**REQUIREMENT**
Reproduce each record exactly.

(Rows from a figure dataset)
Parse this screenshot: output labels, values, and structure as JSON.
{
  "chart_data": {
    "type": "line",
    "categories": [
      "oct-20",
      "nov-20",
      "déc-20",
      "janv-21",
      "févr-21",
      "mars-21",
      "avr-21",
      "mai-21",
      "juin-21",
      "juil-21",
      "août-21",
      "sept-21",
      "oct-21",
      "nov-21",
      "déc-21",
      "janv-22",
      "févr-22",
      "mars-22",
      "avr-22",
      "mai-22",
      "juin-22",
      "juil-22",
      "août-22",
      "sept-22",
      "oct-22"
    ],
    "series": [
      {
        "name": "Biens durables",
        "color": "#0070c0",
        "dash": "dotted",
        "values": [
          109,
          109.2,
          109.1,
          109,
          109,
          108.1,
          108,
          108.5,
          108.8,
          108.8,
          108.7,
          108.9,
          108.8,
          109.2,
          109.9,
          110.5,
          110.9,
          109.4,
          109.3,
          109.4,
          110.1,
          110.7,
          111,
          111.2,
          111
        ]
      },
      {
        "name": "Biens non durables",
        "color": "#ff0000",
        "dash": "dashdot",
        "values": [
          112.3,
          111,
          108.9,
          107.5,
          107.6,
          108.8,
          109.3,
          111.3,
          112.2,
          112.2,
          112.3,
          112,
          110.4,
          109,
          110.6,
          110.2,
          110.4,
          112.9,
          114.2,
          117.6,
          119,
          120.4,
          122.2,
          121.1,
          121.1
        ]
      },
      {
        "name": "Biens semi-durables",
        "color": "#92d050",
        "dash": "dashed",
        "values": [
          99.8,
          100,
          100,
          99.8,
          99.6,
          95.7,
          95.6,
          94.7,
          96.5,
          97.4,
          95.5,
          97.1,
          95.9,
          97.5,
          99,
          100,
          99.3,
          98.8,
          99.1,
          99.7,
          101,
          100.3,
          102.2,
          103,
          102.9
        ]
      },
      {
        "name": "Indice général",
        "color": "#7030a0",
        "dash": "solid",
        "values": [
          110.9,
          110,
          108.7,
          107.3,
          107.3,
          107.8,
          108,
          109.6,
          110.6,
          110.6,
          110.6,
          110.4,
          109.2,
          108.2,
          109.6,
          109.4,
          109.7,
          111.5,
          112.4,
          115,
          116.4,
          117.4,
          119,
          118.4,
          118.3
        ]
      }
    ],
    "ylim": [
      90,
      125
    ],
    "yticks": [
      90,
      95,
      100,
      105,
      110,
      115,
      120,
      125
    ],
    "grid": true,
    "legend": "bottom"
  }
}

**RESPONSE TO THE TASK**
Parse this screenshot: output labels, values, and structure as JSON.
{
  "chart_data": {
    "type": "line",
    "categories": [
      "oct-20",
      "nov-20",
      "déc-20",
      "janv-21",
      "févr-21",
      "mars-21",
      "avr-21",
      "mai-21",
      "juin-21",
      "juil-21",
      "août-21",
      "sept-21",
      "oct-21",
      "nov-21",
      "déc-21",
      "janv-22",
      "févr-22",
      "mars-22",
      "avr-22",
      "mai-22",
      "juin-22",
      "juil-22",
      "août-22",
      "sept-22",
      "oct-22"
    ],
    "series": [
      {
        "name": "Biens durables",
        "color": "#0070c0",
        "dash": "dotted",
        "values": [
          109,
          109.2,
          109.1,
          109,
          109,
          108.1,
          108,
          108.5,
          108.8,
          108.8,
          108.7,
          108.9,
          108.8,
          109.2,
          109.9,
          110.5,
          110.9,
          109.4,
          109.3,
          109.4,
          110.1,
          110.7,
          111,
          111.2,
          111
        ]
      },
      {
        "name": "Biens non durables",
        "color": "#ff0000",
        "dash": "dashdot",
        "values": [
          112.3,
          111,
          108.9,
          107.5,
          107.6,
          108.8,
          109.3,
          111.3,
          112.2,
          112.2,
          112.3,
          112,
          110.4,
          109,
          110.6,
          110.2,
          110.4,
          112.9,
          114.2,
          117.6,
          119,
          120.4,
          122.2,
          121.1,
          121.1
        ]
      },
      {
        "name": "Biens semi-durables",
        "color": "#92d050",
        "dash": "dashed",
        "values": [
          99.8,
          100,
          100,
          99.8,
          99.6,
          95.7,
          95.6,
          94.7,
          96.5,
          97.4,
          95.5,
          97.1,
          95.9,
          97.5,
          99,
          100,
          99.3,
          98.8,
          99.1,
          99.7,
          101,
          100.3,
          102.2,
          103,
          102.9
        ]
      },
      {
        "name": "Indice général",
        "color": "#7030a0",
        "dash": "solid",
        "values": [
          110.9,
          110,
          108.7,
          107.3,
          107.3,
          107.8,
          108,
          109.6,
          110.6,
          110.6,
          110.6,
          110.4,
          109.2,
          108.2,
          109.6,
          109.4,
          109.7,
          111.5,
          112.4,
          115,
          116.4,
          117.4,
          119,
          118.4,
          118.3
        ]
      }
    ],
    "ylim": [
      90,
      125
    ],
    "yticks": [
      90,
      95,
      100,
      105,
      110,
      115,
      120,
      125
    ],
    "grid": true,
    "legend": "bottom"
  }
}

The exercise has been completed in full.